(Extracted data entries)
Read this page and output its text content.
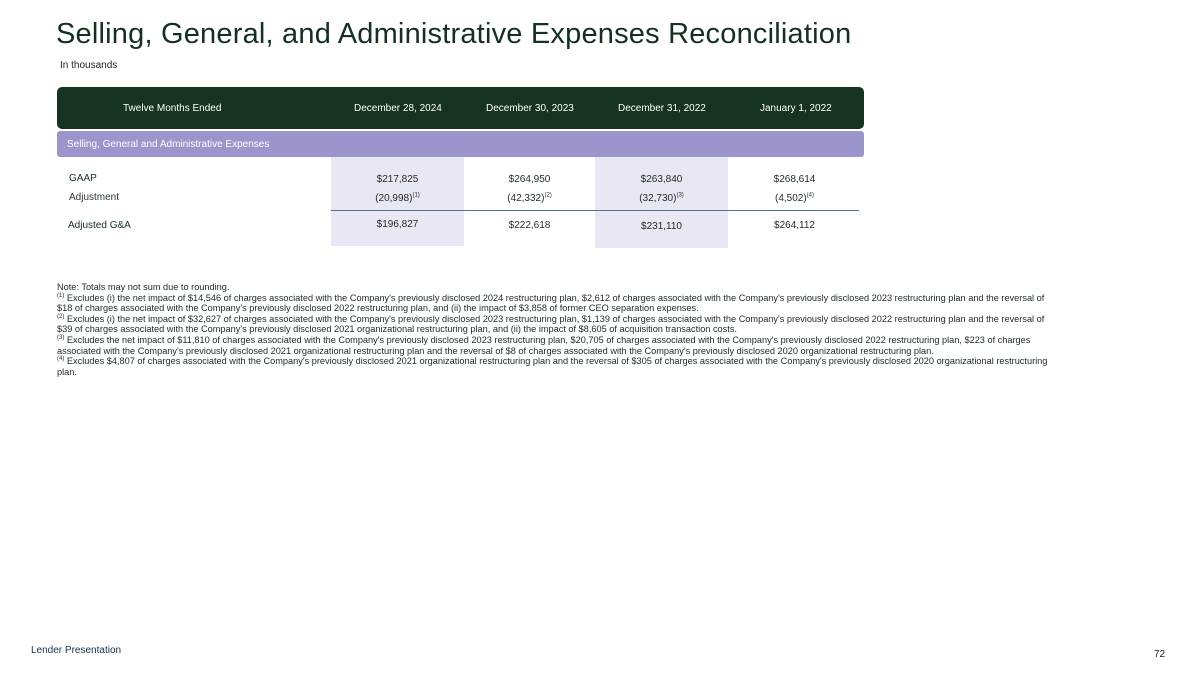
Selling, General, and Administrative Expenses Reconciliation
In thousands
Twelve Months Ended	December 28, 2024	December 30, 2023	December 31, 2022	January 1, 2022
Selling, General and Administrative Expenses
GAAP	$217,825	$264,950	$263,840	$268,614
Adjustment	$(20,998)^{(1)}$	$(42,332)^{(2)}$	$(32,730)^{(3)}$	$(4,502)^{(4)}$
Adjusted G&A	$196,827	$222,618	$231,110	$264,112

Note: Totals may not sum due to rounding.

$^{(1)}$ Excludes (i) the net impact of $14,546 of charges associated with the Company's previously disclosed 2024 restructuring plan, $2,612 of charges associated with the Company's previously disclosed 2023 restructuring plan and the reversal of $18 of charges associated with the Company's previously disclosed 2022 restructuring plan, and (ii) the impact of $3,858 of former CEO separation expenses.

$^{(2)}$ Excludes (i) the net impact of $32,627 of charges associated with the Company's previously disclosed 2023 restructuring plan, $1,139 of charges associated with the Company's previously disclosed 2022 restructuring plan and the reversal of $39 of charges associated with the Company's previously disclosed 2021 organizational restructuring plan, and (ii) the impact of $8,605 of acquisition transaction costs.

$^{(3)}$ Excludes the net impact of $11,810 of charges associated with the Company's previously disclosed 2023 restructuring plan, $20,705 of charges associated with the Company's previously disclosed 2022 restructuring plan, $223 of charges associated with the Company's previously disclosed 2021 organizational restructuring plan and the reversal of $8 of charges associated with the Company's previously disclosed 2020 organizational restructuring plan.

$^{(4)}$ Excludes $4,807 of charges associated with the Company's previously disclosed 2021 organizational restructuring plan and the reversal of $305 of charges associated with the Company's previously disclosed 2020 organizational restructuring plan.

Lender Presentation	72
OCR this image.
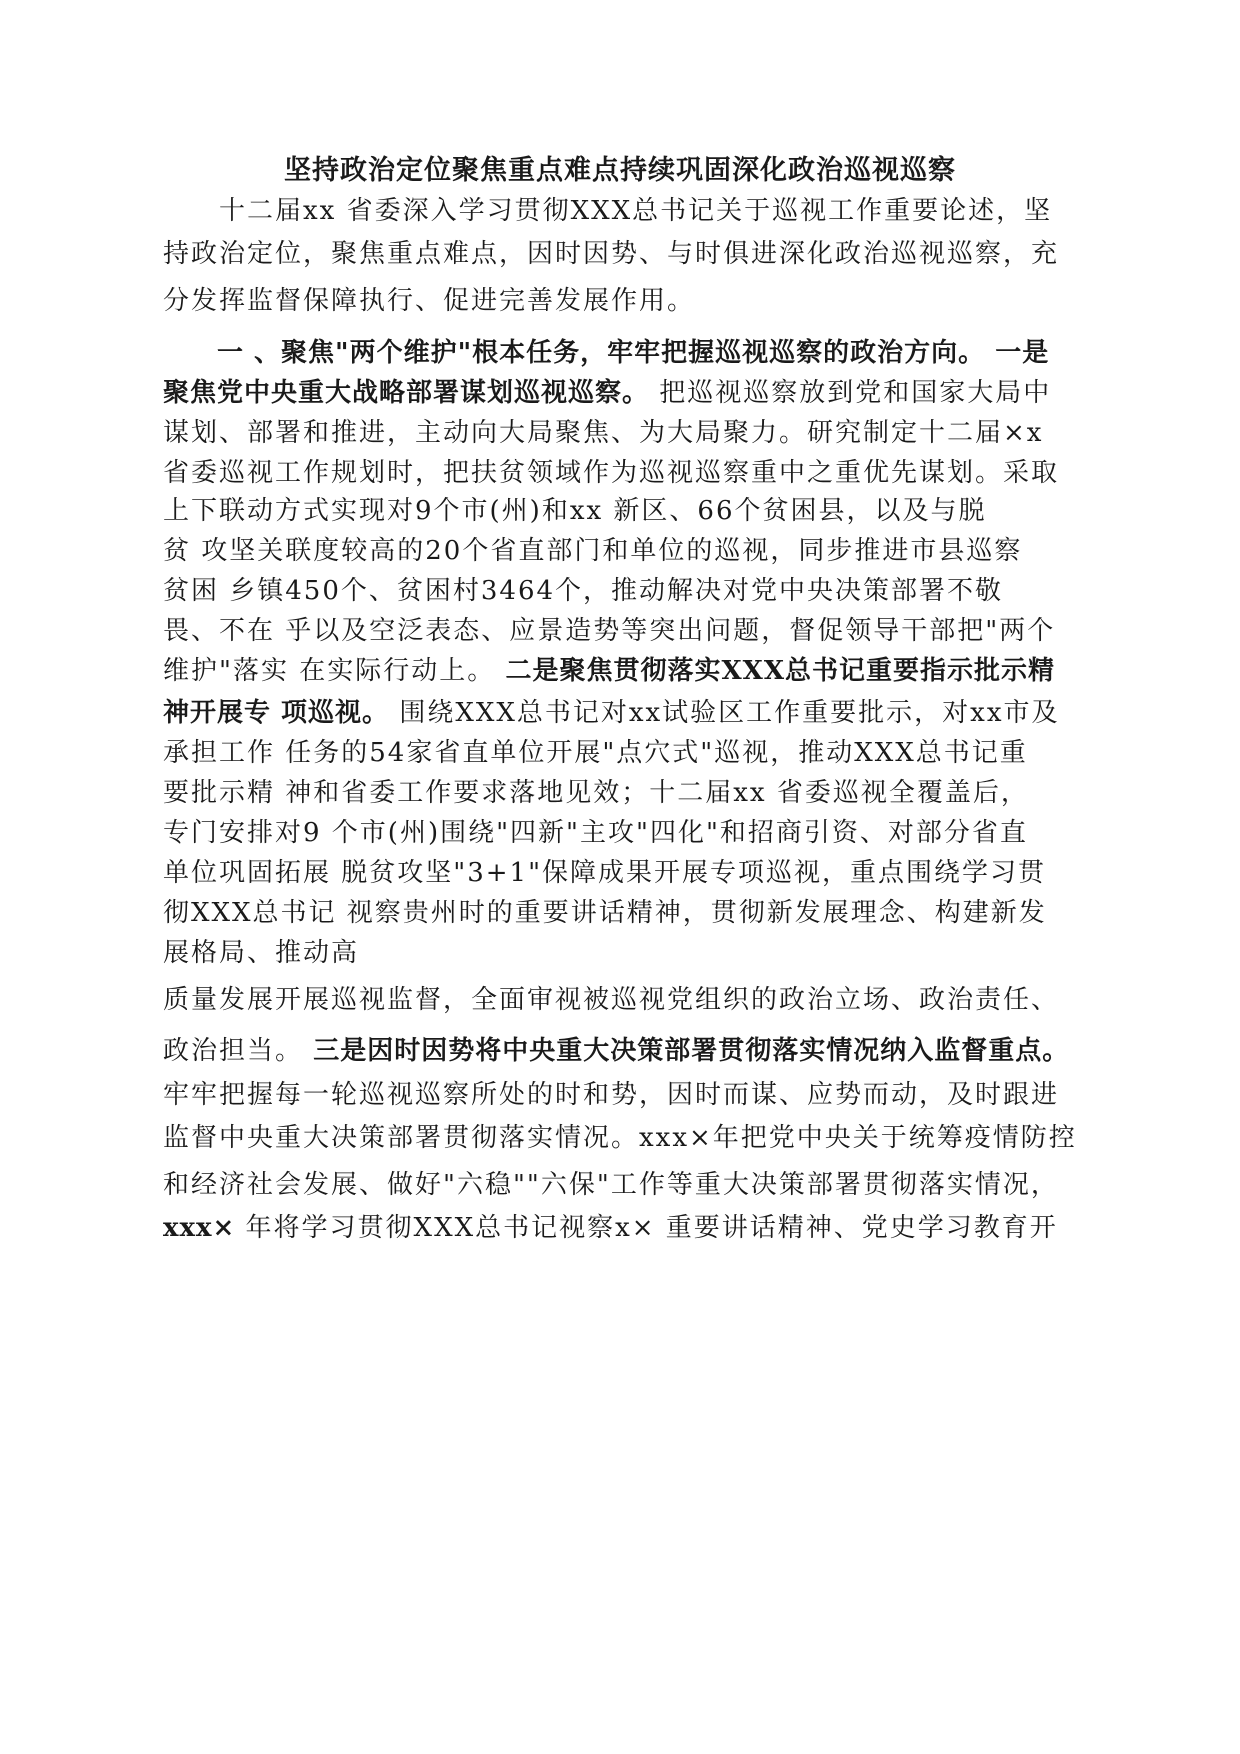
坚持政治定位聚焦重点难点持续巩固深化政治巡视巡察
　　十二届xx 省委深入学习贯彻XXX总书记关于巡视工作重要论述，坚
持政治定位，聚焦重点难点，因时因势、与时俱进深化政治巡视巡察，充
分发挥监督保障执行、促进完善发展作用。
　　一 、聚焦"两个维护"根本任务，牢牢把握巡视巡察的政治方向。 一是
聚焦党中央重大战略部署谋划巡视巡察。 把巡视巡察放到党和国家大局中
谋划、部署和推进，主动向大局聚焦、为大局聚力。研究制定十二届×x
省委巡视工作规划时，把扶贫领域作为巡视巡察重中之重优先谋划。采取
上下联动方式实现对9个市(州)和xx 新区、66个贫困县，以及与脱
贫 攻坚关联度较高的20个省直部门和单位的巡视，同步推进市县巡察
贫困 乡镇450个、贫困村3464个，推动解决对党中央决策部署不敬
畏、不在 乎以及空泛表态、应景造势等突出问题，督促领导干部把"两个
维护"落实 在实际行动上。 二是聚焦贯彻落实XXX总书记重要指示批示精
神开展专 项巡视。 围绕XXX总书记对xx试验区工作重要批示，对xx市及
承担工作 任务的54家省直单位开展"点穴式"巡视，推动XXX总书记重
要批示精 神和省委工作要求落地见效；十二届xx 省委巡视全覆盖后，
专门安排对9 个市(州)围绕"四新"主攻"四化"和招商引资、对部分省直
单位巩固拓展 脱贫攻坚"3+1"保障成果开展专项巡视，重点围绕学习贯
彻XXX总书记 视察贵州时的重要讲话精神，贯彻新发展理念、构建新发
展格局、推动高
质量发展开展巡视监督，全面审视被巡视党组织的政治立场、政治责任、
政治担当。 三是因时因势将中央重大决策部署贯彻落实情况纳入监督重点。
牢牢把握每一轮巡视巡察所处的时和势，因时而谋、应势而动，及时跟进
监督中央重大决策部署贯彻落实情况。xxx×年把党中央关于统筹疫情防控
和经济社会发展、做好"六稳""六保"工作等重大决策部署贯彻落实情况，
xxx× 年将学习贯彻XXX总书记视察x× 重要讲话精神、党史学习教育开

Job
Return only the number of lines in the data that contain "General".

Response
2